* _Verilen metin parçası_:
MHP'nin 10. Büyük Kongresi'nin ardından

Geçen haftasonu başkent Ankara, üzerinde pek çok değerlendirme ve analiz yapılmaya açık bir MHP kongresine sahne oldu. MHP’nin 10. Olağan Büyük Kongre’sine ilgi büyüktü...  Herşeyden önce salon, AKP ve CHP’nin kongrelerinden daha kalabalıktı. Salonun dışarısı ise içerisinin en az 3 katı idi... Dışarıdakilerin çoğunluğunu  “değişim olur” umudu ile Ankara’ya gelen partililer oluşturuyordu. Ancak Devlet Bahçeli yeniden seçilince, partilerinin geleceği konusunda karamsar düşüncelerle, umutsuz olarak memleketlerinin yolunu tuttular.
Kongreden çıkan bir delege  “Başım ağrıyor... Ben yine MHP’ye oy vereceğim ama çevremdeki insanları Devlet Bahçeli’ye oy vermeye nasıl ikna edeceğim”  diye yakınırken yanındaki delege arkadaşı,  “Ben Devlet Bahçeli’ye oy vermedim. Önümüzdeki süreçte en azından vicdanen rahat olacağım. Partim ve ülkem için üzgünüm ama vicdanen rahatım” diyerek teselli bulmaya çalışıyordu. Onlara kulak misafiri olan bir başka delege ise,  “Neye lâyıksanız, onunla idare olunursunuz!” hadisi şerifini hatırlattıktan sonra,  “Biz buna layık değiliz” diye isyan ediyordu.

* _Yapılacaklar_:
1. MHP kongresi yazısına göre salonun dışarısındaki kalabalık, içerisinin kaç katıydı?
2. Listenin başından "svg-text:R1c: R1c: [218, 155, 249, 174]" içeren satıra kadar uzanan satırları, iki uç da dahil olmak üzere olduğu gibi çıkarın.
MHP kongresi yazısı ile aşağıdaki liste birbirinden ayrı malzemelerdir.

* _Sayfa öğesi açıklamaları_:
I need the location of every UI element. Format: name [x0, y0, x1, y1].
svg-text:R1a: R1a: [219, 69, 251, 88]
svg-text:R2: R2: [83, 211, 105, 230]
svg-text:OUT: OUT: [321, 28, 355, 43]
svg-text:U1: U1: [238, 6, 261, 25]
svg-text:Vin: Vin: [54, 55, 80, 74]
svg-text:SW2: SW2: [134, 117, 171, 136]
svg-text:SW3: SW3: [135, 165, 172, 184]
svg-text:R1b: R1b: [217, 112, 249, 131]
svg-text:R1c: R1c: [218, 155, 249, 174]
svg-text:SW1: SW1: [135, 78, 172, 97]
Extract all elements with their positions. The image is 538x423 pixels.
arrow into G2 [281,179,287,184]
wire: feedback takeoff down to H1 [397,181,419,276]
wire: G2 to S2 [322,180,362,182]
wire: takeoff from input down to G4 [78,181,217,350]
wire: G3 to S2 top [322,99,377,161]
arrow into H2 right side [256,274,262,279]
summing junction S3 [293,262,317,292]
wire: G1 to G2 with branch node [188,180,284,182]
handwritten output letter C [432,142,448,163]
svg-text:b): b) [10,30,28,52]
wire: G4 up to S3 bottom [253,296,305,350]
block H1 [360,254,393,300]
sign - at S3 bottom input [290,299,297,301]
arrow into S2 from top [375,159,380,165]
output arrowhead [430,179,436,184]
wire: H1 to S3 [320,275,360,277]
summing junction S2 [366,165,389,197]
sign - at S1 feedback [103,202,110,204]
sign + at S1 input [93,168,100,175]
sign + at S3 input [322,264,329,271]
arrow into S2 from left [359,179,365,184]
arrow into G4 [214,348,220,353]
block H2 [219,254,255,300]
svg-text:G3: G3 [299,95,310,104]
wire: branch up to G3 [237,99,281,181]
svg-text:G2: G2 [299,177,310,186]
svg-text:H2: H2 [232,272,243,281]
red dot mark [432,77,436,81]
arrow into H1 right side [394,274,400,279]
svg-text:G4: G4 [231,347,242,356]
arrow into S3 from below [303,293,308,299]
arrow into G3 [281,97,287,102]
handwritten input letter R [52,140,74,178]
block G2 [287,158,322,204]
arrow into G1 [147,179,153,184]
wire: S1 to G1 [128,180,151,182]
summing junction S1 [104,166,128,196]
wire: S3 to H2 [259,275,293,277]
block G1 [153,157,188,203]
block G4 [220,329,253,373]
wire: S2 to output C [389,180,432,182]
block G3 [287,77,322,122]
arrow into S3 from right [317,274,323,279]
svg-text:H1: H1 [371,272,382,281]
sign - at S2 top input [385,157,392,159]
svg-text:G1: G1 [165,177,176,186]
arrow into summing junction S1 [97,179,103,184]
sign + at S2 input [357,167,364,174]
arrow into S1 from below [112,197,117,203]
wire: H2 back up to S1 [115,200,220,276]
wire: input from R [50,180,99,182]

* _Alıştırma sonuçları_:
1. Salonun dışarısı, içerisinin en az 3 katıydı.

2.
I need the location of every UI element. Format: name [x0, y0, x1, y1].
svg-text:R1a: R1a: [219, 69, 251, 88]
svg-text:R2: R2: [83, 211, 105, 230]
svg-text:OUT: OUT: [321, 28, 355, 43]
svg-text:U1: U1: [238, 6, 261, 25]
svg-text:Vin: Vin: [54, 55, 80, 74]
svg-text:SW2: SW2: [134, 117, 171, 136]
svg-text:SW3: SW3: [135, 165, 172, 184]
svg-text:R1b: R1b: [217, 112, 249, 131]
svg-text:R1c: R1c: [218, 155, 249, 174]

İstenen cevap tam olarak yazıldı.